- **Short task**
Your reply should be a single number: how many lines contain the string "this".

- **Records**
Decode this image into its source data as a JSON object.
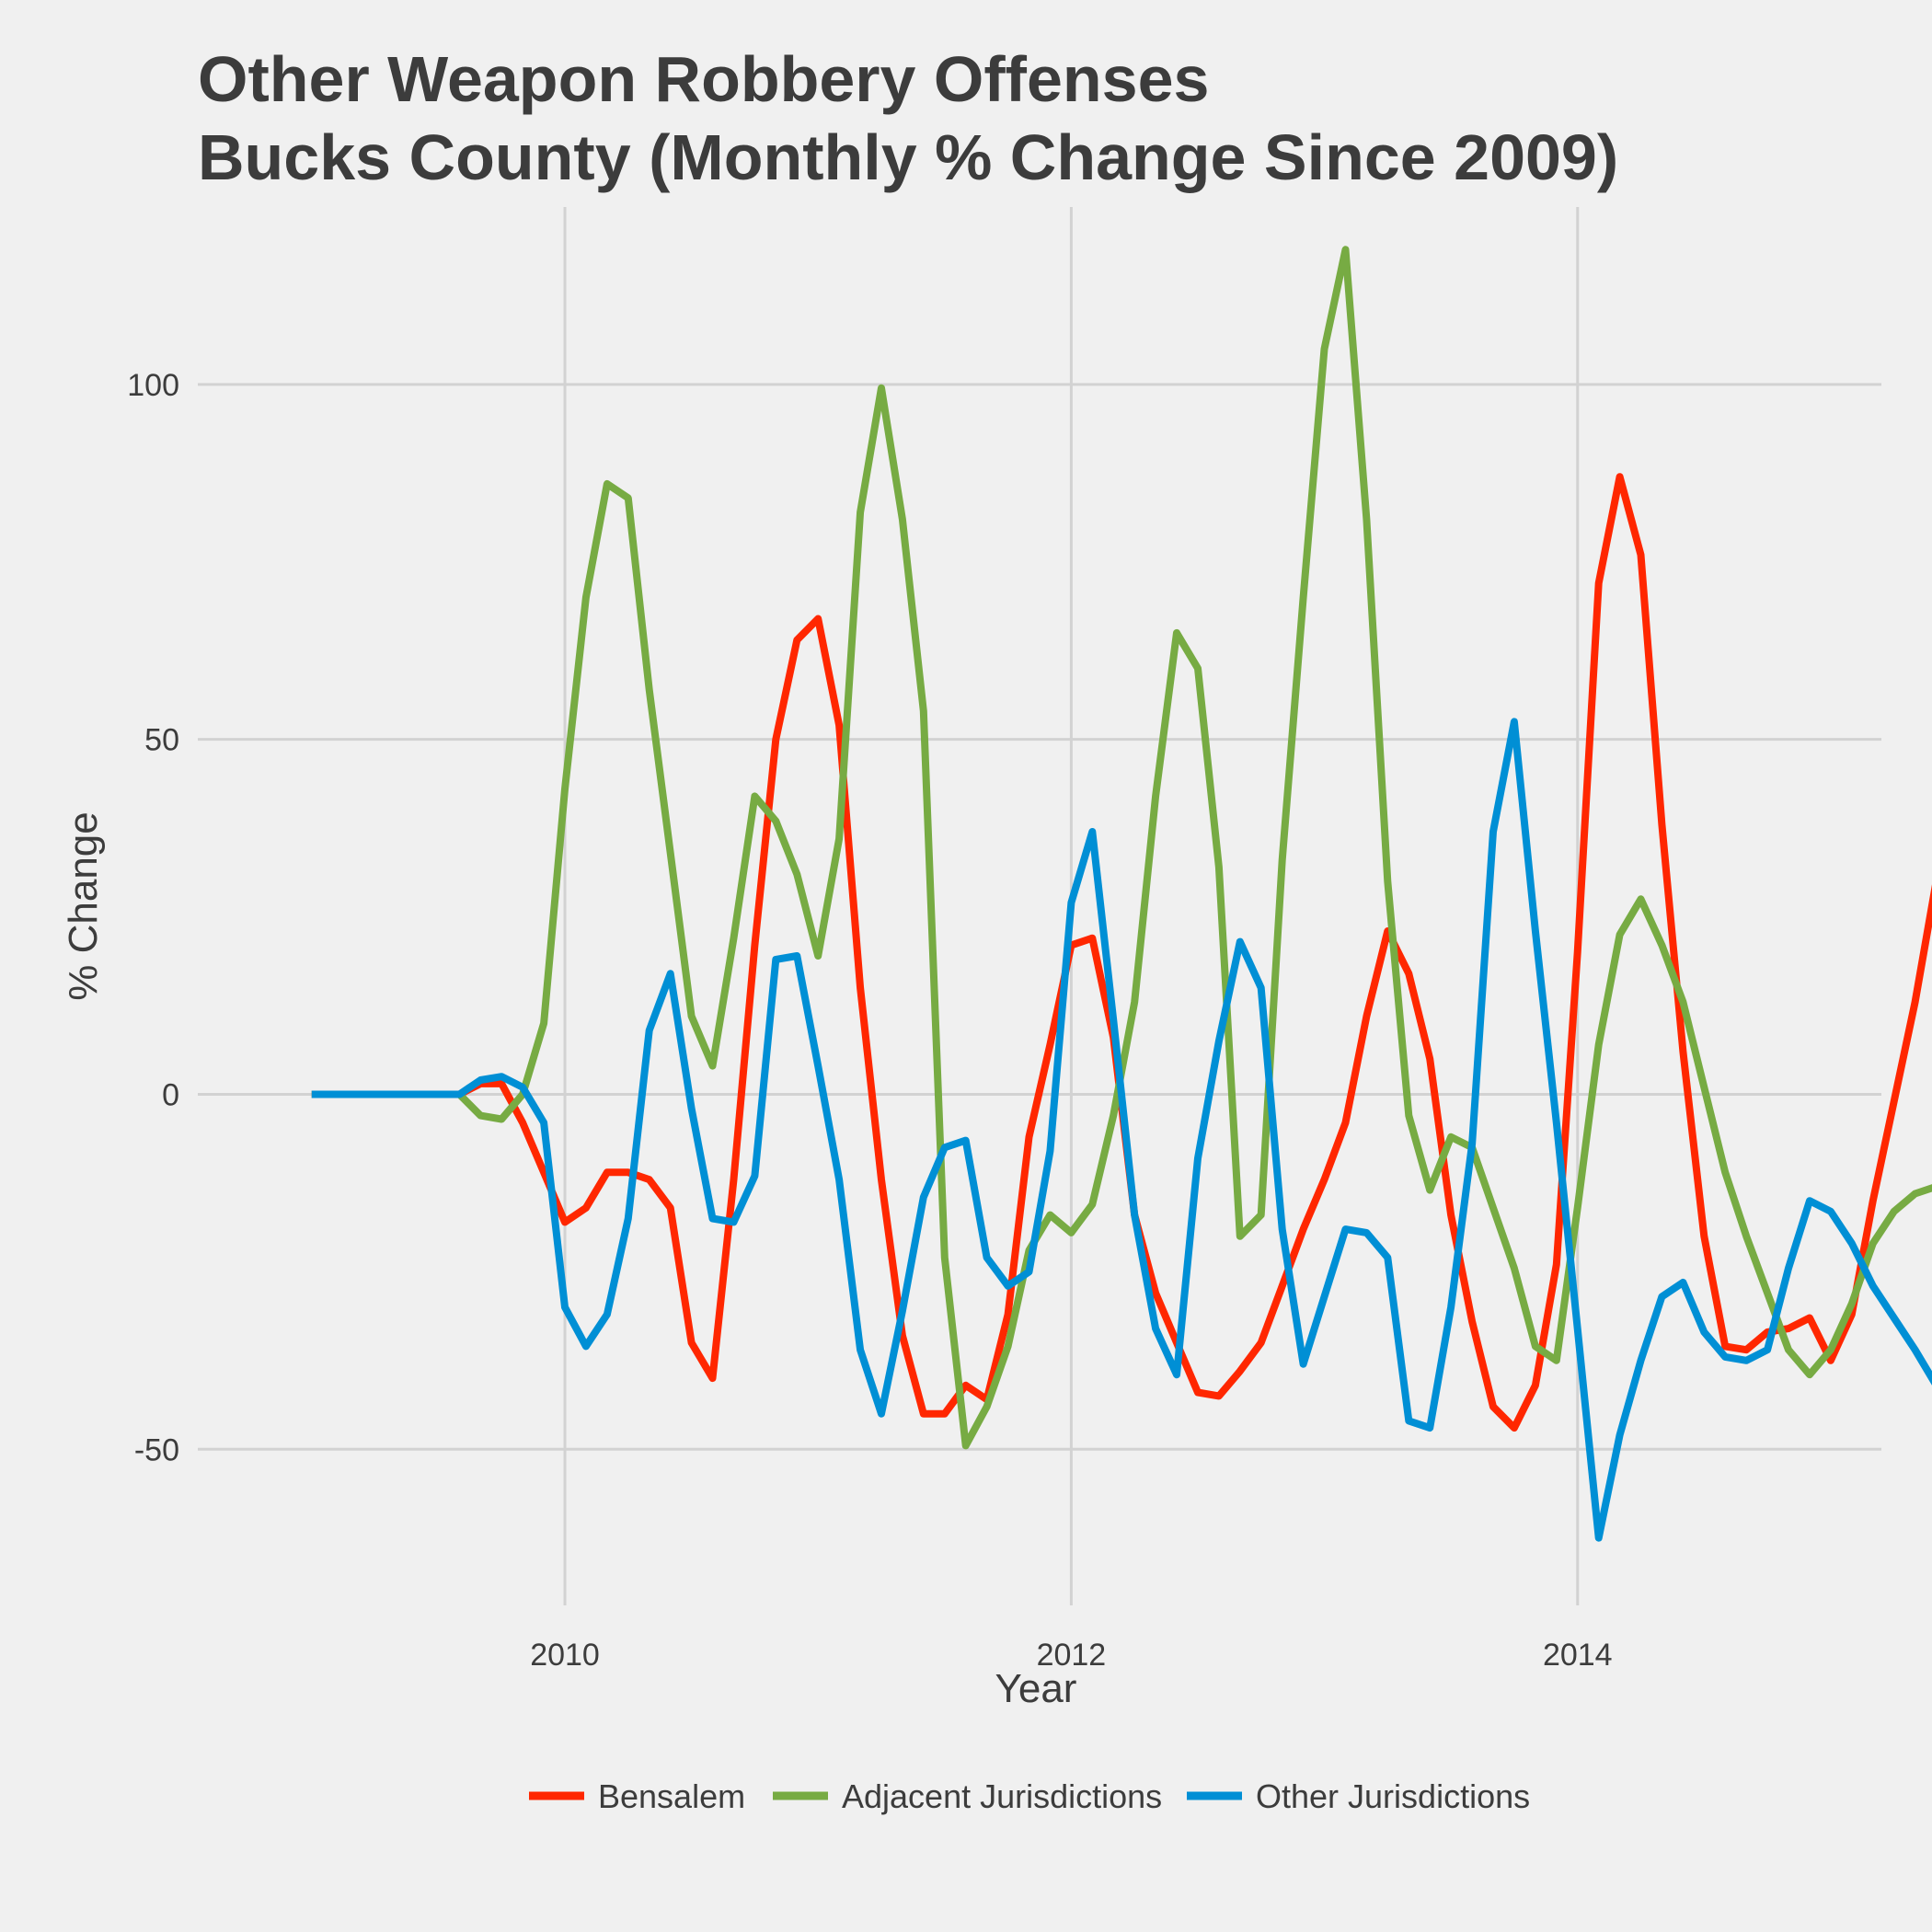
{
  "chart_data": {
    "type": "line",
    "title_lines": [
      "Other Weapon Robbery Offenses",
      "Bucks County (Monthly % Change Since 2009)"
    ],
    "xlabel": "Year",
    "ylabel": "% Change",
    "x_start": 2009,
    "x_step": 0.08333,
    "xlim": [
      2008.55,
      2015.2
    ],
    "ylim": [
      -72,
      125
    ],
    "x_ticks": [
      2010,
      2012,
      2014
    ],
    "y_ticks": [
      -50,
      0,
      50,
      100
    ],
    "grid": true,
    "legend_position": "bottom",
    "series": [
      {
        "name": "Bensalem",
        "color": "#ff2700",
        "values": [
          0,
          0,
          0,
          0,
          0,
          0,
          0,
          0,
          1.5,
          1.5,
          -4,
          -11,
          -18,
          -16,
          -11,
          -11,
          -12,
          -16,
          -35,
          -40,
          -12,
          21,
          50,
          64,
          67,
          52,
          15,
          -12,
          -34,
          -45,
          -45,
          -41,
          -43,
          -31,
          -6,
          7,
          21,
          22,
          8,
          -17,
          -28,
          -35,
          -42,
          -42.5,
          -39,
          -35,
          -27,
          -19,
          -12,
          -4,
          11,
          23,
          17,
          5,
          -17,
          -32,
          -44,
          -47,
          -41,
          -24,
          20,
          72,
          87,
          76,
          38,
          6,
          -20,
          -35.5,
          -36,
          -33.5,
          -33,
          -31.5,
          -37.5,
          -31,
          -15,
          -1,
          13,
          30,
          51,
          73
        ]
      },
      {
        "name": "Adjacent Jurisdictions",
        "color": "#77ab43",
        "values": [
          0,
          0,
          0,
          0,
          0,
          0,
          0,
          0,
          -3,
          -3.5,
          0,
          10,
          43,
          70,
          86,
          84,
          57,
          34,
          11,
          4,
          22,
          42,
          38.5,
          31,
          19.5,
          36,
          82,
          99.5,
          81,
          54,
          -23,
          -49.5,
          -44,
          -35.5,
          -22,
          -17,
          -19.5,
          -15.5,
          -3,
          13,
          42,
          65,
          60,
          32,
          -20,
          -17,
          33,
          70,
          105,
          119,
          81,
          30,
          -3,
          -13.5,
          -6,
          -7.5,
          -16,
          -24.5,
          -35.5,
          -37.5,
          -16,
          7,
          22.5,
          27.5,
          21,
          13,
          1,
          -11,
          -20,
          -28,
          -36,
          -39.5,
          -36,
          -29.5,
          -21,
          -16.5,
          -14,
          -13,
          -13,
          -15
        ]
      },
      {
        "name": "Other Jurisdictions",
        "color": "#008fd5",
        "values": [
          0,
          0,
          0,
          0,
          0,
          0,
          0,
          0,
          2,
          2.5,
          1,
          -4,
          -30,
          -35.5,
          -31,
          -17.5,
          9,
          17,
          -2,
          -17.5,
          -18,
          -11.5,
          19,
          19.5,
          4,
          -12,
          -36,
          -45,
          -30.5,
          -14.5,
          -7.5,
          -6.5,
          -23,
          -27,
          -25,
          -8,
          27,
          37,
          10.5,
          -17,
          -33,
          -39.5,
          -9,
          7.5,
          21.5,
          15,
          -19,
          -38,
          -28.5,
          -19,
          -19.5,
          -23,
          -46,
          -47,
          -30,
          -7,
          37,
          52.5,
          23,
          -4,
          -33,
          -62.5,
          -48,
          -37.5,
          -28.5,
          -26.5,
          -33.5,
          -37,
          -37.5,
          -36,
          -24.5,
          -15,
          -16.5,
          -21,
          -27,
          -31.5,
          -36,
          -41,
          -46,
          -52
        ]
      }
    ]
  }
}
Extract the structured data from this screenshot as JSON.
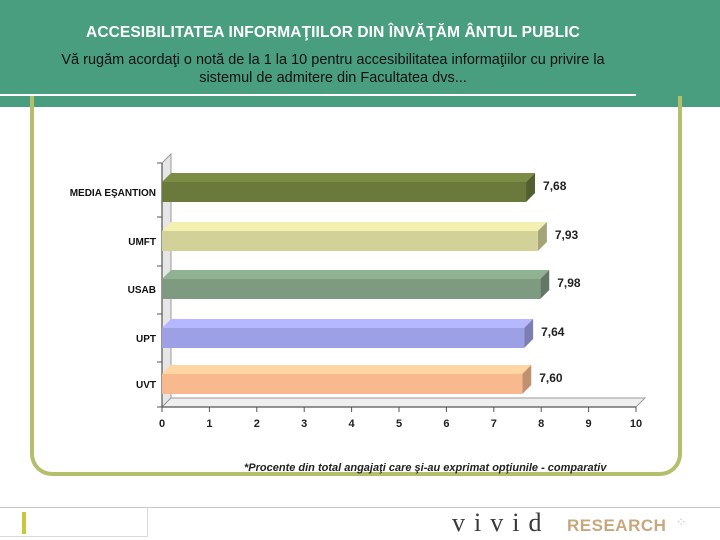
{
  "header": {
    "title": "ACCESIBILITATEA INFORMAŢIILOR DIN ÎNVĂŢĂM ÂNTUL PUBLIC",
    "subtitle_line1": "Vă rugăm acordaţi o notă de la 1 la 10 pentru accesibilitatea informaţiilor cu privire la",
    "subtitle_line2": "sistemul de admitere din Facultatea dvs..."
  },
  "chart_data": {
    "type": "bar",
    "orientation": "horizontal",
    "categories": [
      "MEDIA EŞANTION",
      "UMFT",
      "USAB",
      "UPT",
      "UVT"
    ],
    "values": [
      7.68,
      7.93,
      7.98,
      7.64,
      7.6
    ],
    "value_labels": [
      "7,68",
      "7,93",
      "7,98",
      "7,64",
      "7,60"
    ],
    "xlim": [
      0,
      10
    ],
    "x_ticks": [
      "0",
      "1",
      "2",
      "3",
      "4",
      "5",
      "6",
      "7",
      "8",
      "9",
      "10"
    ],
    "grid": false,
    "bar_colors": [
      "#6b7a3c",
      "#d3d19a",
      "#7e9a80",
      "#9ea0e6",
      "#f7b98d"
    ]
  },
  "footnote": "*Procente din total angajaţi care şi-au exprimat opţiunile - comparativ",
  "footer": {
    "logo_text": "vivid",
    "logo_research": "RESEARCH"
  }
}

- **Solved problem**
2